### Saved entries

————

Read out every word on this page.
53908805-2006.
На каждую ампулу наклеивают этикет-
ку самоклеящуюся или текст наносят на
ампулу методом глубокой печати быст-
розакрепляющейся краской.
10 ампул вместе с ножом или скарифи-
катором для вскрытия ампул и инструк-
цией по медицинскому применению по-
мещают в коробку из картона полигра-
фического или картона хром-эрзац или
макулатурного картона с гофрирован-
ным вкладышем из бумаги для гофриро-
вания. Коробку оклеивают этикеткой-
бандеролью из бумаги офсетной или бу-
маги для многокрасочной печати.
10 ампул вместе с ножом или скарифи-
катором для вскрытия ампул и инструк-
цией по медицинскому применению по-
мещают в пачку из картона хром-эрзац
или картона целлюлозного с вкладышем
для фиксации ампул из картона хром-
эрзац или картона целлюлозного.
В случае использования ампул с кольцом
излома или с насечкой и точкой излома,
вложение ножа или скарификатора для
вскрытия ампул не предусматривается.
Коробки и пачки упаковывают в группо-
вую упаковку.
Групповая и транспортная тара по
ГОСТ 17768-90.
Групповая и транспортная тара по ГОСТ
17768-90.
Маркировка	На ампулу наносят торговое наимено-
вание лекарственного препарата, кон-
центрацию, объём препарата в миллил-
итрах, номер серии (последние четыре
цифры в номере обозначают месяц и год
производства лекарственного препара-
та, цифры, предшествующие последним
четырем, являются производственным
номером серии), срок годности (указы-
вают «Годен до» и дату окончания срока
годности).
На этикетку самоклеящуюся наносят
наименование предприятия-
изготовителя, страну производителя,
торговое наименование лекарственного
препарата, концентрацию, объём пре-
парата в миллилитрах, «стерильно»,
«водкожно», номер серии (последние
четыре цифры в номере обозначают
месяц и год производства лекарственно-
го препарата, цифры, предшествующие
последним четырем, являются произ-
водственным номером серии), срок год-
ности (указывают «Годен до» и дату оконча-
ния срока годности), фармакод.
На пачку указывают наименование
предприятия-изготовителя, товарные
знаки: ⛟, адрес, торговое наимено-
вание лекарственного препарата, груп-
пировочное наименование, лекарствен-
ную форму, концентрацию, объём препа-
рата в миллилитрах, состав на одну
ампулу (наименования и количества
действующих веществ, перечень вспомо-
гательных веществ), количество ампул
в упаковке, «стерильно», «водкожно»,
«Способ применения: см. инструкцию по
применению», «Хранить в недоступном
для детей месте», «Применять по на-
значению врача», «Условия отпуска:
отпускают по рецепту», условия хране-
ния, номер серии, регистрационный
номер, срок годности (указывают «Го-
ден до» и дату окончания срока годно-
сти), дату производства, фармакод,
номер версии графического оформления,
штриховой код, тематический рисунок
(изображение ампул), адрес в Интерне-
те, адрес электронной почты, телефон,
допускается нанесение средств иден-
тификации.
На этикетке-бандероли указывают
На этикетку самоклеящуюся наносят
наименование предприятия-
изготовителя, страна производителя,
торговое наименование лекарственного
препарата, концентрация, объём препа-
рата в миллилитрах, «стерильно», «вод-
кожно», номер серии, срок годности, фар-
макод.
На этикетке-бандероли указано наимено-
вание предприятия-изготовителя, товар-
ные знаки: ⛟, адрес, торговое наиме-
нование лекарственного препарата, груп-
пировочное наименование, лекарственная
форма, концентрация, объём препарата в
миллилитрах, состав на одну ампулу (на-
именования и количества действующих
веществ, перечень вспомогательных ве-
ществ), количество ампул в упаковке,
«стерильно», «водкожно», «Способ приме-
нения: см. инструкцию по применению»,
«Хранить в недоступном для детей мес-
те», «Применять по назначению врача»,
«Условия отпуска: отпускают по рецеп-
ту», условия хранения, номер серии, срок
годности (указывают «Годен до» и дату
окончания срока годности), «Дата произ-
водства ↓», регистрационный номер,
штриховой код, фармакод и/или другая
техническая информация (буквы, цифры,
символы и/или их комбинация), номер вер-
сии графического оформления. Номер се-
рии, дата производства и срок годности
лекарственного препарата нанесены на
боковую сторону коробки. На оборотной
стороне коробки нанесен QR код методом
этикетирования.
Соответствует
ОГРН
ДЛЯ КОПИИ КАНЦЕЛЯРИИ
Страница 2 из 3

————

### Exercise task
Identify all lines in the records above with the word "целлюлозного".

### Solution
или картона целлюлозного с вкладышем
эрзац или картона целлюлозного.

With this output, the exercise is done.